STATED PROBLEM ::
Quote each line of the following records verbatim, from the first record to the last.

Bounding box entries:
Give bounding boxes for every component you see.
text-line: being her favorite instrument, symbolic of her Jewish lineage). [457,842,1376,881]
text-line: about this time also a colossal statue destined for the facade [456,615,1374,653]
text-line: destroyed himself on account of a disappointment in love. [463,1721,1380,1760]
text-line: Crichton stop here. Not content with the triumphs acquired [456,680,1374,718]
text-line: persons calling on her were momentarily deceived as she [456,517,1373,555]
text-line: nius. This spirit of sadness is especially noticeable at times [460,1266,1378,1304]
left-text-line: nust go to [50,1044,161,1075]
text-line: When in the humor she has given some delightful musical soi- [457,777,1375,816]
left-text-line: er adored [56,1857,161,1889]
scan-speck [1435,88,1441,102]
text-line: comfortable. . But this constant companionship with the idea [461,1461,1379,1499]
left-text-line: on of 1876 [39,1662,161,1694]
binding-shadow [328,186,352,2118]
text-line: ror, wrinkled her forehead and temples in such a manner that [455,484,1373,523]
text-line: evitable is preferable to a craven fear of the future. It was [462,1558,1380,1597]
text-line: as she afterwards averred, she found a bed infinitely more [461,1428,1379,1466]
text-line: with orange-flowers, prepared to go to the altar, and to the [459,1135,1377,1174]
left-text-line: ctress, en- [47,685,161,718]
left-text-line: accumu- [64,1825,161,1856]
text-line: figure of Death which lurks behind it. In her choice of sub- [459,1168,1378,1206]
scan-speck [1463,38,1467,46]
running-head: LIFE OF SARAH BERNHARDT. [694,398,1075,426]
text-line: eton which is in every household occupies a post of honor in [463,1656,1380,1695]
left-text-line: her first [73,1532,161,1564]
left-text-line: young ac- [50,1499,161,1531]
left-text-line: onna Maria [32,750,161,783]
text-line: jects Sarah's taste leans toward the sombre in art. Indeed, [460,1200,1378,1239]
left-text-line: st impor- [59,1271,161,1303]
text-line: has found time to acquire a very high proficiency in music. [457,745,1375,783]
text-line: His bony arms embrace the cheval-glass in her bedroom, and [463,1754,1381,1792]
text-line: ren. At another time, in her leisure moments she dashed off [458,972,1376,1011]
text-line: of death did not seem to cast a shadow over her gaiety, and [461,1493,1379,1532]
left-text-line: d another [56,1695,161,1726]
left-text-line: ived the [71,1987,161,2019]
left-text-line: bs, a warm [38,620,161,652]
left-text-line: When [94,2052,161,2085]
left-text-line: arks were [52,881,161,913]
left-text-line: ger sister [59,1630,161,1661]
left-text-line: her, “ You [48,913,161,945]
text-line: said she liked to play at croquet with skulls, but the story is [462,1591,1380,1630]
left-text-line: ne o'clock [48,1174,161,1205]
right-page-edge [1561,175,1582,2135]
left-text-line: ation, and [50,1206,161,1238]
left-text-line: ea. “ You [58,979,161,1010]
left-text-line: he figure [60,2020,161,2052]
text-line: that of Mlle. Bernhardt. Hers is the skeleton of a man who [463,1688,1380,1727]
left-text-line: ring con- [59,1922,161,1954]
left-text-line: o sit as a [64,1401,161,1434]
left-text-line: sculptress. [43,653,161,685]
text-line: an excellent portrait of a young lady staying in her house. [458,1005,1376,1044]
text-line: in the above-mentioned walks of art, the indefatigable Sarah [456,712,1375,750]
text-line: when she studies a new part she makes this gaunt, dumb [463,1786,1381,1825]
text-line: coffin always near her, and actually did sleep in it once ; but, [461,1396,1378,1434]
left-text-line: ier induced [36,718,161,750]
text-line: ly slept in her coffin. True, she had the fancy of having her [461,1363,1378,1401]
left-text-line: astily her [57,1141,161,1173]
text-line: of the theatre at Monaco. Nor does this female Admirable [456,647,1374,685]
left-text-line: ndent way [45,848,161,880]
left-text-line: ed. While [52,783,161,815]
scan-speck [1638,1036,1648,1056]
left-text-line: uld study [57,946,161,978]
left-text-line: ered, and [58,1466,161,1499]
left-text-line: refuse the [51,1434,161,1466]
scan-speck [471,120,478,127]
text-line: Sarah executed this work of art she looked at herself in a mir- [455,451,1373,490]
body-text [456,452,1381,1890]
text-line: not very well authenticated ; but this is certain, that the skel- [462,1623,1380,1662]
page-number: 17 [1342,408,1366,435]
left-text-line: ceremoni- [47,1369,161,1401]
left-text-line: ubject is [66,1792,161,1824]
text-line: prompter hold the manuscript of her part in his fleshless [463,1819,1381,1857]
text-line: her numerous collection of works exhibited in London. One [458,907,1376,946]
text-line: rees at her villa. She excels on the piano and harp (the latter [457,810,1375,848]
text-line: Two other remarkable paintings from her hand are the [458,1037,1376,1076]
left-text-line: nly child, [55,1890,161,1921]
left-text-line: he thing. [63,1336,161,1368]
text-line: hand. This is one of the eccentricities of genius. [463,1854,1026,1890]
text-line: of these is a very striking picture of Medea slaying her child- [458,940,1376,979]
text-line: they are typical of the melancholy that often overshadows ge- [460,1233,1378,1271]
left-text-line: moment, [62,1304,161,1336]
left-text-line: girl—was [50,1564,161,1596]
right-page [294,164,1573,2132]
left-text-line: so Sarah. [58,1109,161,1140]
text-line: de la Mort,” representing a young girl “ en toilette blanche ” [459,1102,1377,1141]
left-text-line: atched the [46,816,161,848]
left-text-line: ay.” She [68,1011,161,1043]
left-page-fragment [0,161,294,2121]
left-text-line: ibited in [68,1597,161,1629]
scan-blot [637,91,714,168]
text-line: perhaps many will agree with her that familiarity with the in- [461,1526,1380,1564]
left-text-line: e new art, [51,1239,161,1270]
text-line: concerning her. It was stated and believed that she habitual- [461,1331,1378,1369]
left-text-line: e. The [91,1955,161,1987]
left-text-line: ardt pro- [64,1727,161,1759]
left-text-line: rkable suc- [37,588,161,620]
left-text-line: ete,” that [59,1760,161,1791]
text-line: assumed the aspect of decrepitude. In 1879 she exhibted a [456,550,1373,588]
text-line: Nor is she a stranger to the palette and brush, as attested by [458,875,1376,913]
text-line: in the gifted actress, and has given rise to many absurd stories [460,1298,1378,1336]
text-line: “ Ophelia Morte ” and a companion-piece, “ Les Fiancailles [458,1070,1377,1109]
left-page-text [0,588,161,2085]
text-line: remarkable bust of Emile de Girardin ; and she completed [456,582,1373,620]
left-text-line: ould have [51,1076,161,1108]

RESPONSE FOR THIS EXERCISE ::
Give bounding boxes for every component you see.
text-line: being her favorite instrument, symbolic of her Jewish lineage). [457,842,1376,881]
text-line: about this time also a colossal statue destined for the facade [456,615,1374,653]
text-line: destroyed himself on account of a disappointment in love. [463,1721,1380,1760]
text-line: Crichton stop here. Not content with the triumphs acquired [456,680,1374,718]
text-line: persons calling on her were momentarily deceived as she [456,517,1373,555]
text-line: nius. This spirit of sadness is especially noticeable at times [460,1266,1378,1304]
left-text-line: nust go to [50,1044,161,1075]
text-line: When in the humor she has given some delightful musical soi- [457,777,1375,816]
left-text-line: er adored [56,1857,161,1889]
scan-speck [1435,88,1441,102]
text-line: comfortable. . But this constant companionship with the idea [461,1461,1379,1499]
left-text-line: on of 1876 [39,1662,161,1694]
binding-shadow [328,186,352,2118]
text-line: ror, wrinkled her forehead and temples in such a manner that [455,484,1373,523]
text-line: evitable is preferable to a craven fear of the future. It was [462,1558,1380,1597]
text-line: as she afterwards averred, she found a bed infinitely more [461,1428,1379,1466]
text-line: with orange-flowers, prepared to go to the altar, and to the [459,1135,1377,1174]
left-text-line: ctress, en- [47,685,161,718]
left-text-line: accumu- [64,1825,161,1856]
text-line: figure of Death which lurks behind it. In her choice of sub- [459,1168,1378,1206]
scan-speck [1463,38,1467,46]
running-head: LIFE OF SARAH BERNHARDT. [694,398,1075,426]
text-line: eton which is in every household occupies a post of honor in [463,1656,1380,1695]
left-text-line: her first [73,1532,161,1564]
left-text-line: young ac- [50,1499,161,1531]
left-text-line: onna Maria [32,750,161,783]
text-line: jects Sarah's taste leans toward the sombre in art. Indeed, [460,1200,1378,1239]
left-text-line: st impor- [59,1271,161,1303]
text-line: has found time to acquire a very high proficiency in music. [457,745,1375,783]
text-line: His bony arms embrace the cheval-glass in her bedroom, and [463,1754,1381,1792]
text-line: ren. At another time, in her leisure moments she dashed off [458,972,1376,1011]
text-line: of death did not seem to cast a shadow over her gaiety, and [461,1493,1379,1532]
left-text-line: d another [56,1695,161,1726]
left-text-line: ived the [71,1987,161,2019]
left-text-line: bs, a warm [38,620,161,652]
left-text-line: When [94,2052,161,2085]
left-text-line: arks were [52,881,161,913]
left-text-line: ger sister [59,1630,161,1661]
left-text-line: her, “ You [48,913,161,945]
text-line: said she liked to play at croquet with skulls, but the story is [462,1591,1380,1630]
left-text-line: ne o'clock [48,1174,161,1205]
right-page-edge [1561,175,1582,2135]
left-text-line: ation, and [50,1206,161,1238]
left-text-line: ea. “ You [58,979,161,1010]
left-text-line: he figure [60,2020,161,2052]
text-line: that of Mlle. Bernhardt. Hers is the skeleton of a man who [463,1688,1380,1727]
left-text-line: ring con- [59,1922,161,1954]
left-text-line: o sit as a [64,1401,161,1434]
left-text-line: sculptress. [43,653,161,685]
text-line: an excellent portrait of a young lady staying in her house. [458,1005,1376,1044]
text-line: in the above-mentioned walks of art, the indefatigable Sarah [456,712,1375,750]
text-line: when she studies a new part she makes this gaunt, dumb [463,1786,1381,1825]
text-line: coffin always near her, and actually did sleep in it once ; but, [461,1396,1378,1434]
left-text-line: ier induced [36,718,161,750]
text-line: ly slept in her coffin. True, she had the fancy of having her [461,1363,1378,1401]
left-text-line: astily her [57,1141,161,1173]
text-line: of the theatre at Monaco. Nor does this female Admirable [456,647,1374,685]
left-text-line: ndent way [45,848,161,880]
left-text-line: ed. While [52,783,161,815]
scan-speck [1638,1036,1648,1056]
left-text-line: uld study [57,946,161,978]
left-text-line: ered, and [58,1466,161,1499]
left-text-line: refuse the [51,1434,161,1466]
scan-speck [471,120,478,127]
text-line: Sarah executed this work of art she looked at herself in a mir- [455,451,1373,490]
body-text [456,452,1381,1890]
text-line: not very well authenticated ; but this is certain, that the skel- [462,1623,1380,1662]
page-number: 17 [1342,408,1366,435]
left-text-line: ceremoni- [47,1369,161,1401]
left-text-line: ubject is [66,1792,161,1824]
text-line: prompter hold the manuscript of her part in his fleshless [463,1819,1381,1857]
text-line: her numerous collection of works exhibited in London. One [458,907,1376,946]
text-line: rees at her villa. She excels on the piano and harp (the latter [457,810,1375,848]
text-line: Two other remarkable paintings from her hand are the [458,1037,1376,1076]
left-text-line: nly child, [55,1890,161,1921]
left-text-line: he thing. [63,1336,161,1368]
text-line: hand. This is one of the eccentricities of genius. [463,1854,1026,1890]
text-line: of these is a very striking picture of Medea slaying her child- [458,940,1376,979]
text-line: they are typical of the melancholy that often overshadows ge- [460,1233,1378,1271]
left-text-line: moment, [62,1304,161,1336]
left-text-line: girl—was [50,1564,161,1596]
right-page [294,164,1573,2132]
left-text-line: so Sarah. [58,1109,161,1140]
text-line: de la Mort,” representing a young girl “ en toilette blanche ” [459,1102,1377,1141]
left-text-line: atched the [46,816,161,848]
left-text-line: ay.” She [68,1011,161,1043]
left-page-fragment [0,161,294,2121]
left-text-line: ibited in [68,1597,161,1629]
scan-blot [637,91,714,168]
text-line: perhaps many will agree with her that familiarity with the in- [461,1526,1380,1564]
left-text-line: e new art, [51,1239,161,1270]
text-line: concerning her. It was stated and believed that she habitual- [461,1331,1378,1369]
left-text-line: e. The [91,1955,161,1987]
left-text-line: ardt pro- [64,1727,161,1759]
left-text-line: rkable suc- [37,588,161,620]
left-text-line: ete,” that [59,1760,161,1791]
text-line: assumed the aspect of decrepitude. In 1879 she exhibted a [456,550,1373,588]
text-line: Nor is she a stranger to the palette and brush, as attested by [458,875,1376,913]
text-line: in the gifted actress, and has given rise to many absurd stories [460,1298,1378,1336]
text-line: “ Ophelia Morte ” and a companion-piece, “ Les Fiancailles [458,1070,1377,1109]
left-page-text [0,588,161,2085]
text-line: remarkable bust of Emile de Girardin ; and she completed [456,582,1373,620]
left-text-line: ould have [51,1076,161,1108]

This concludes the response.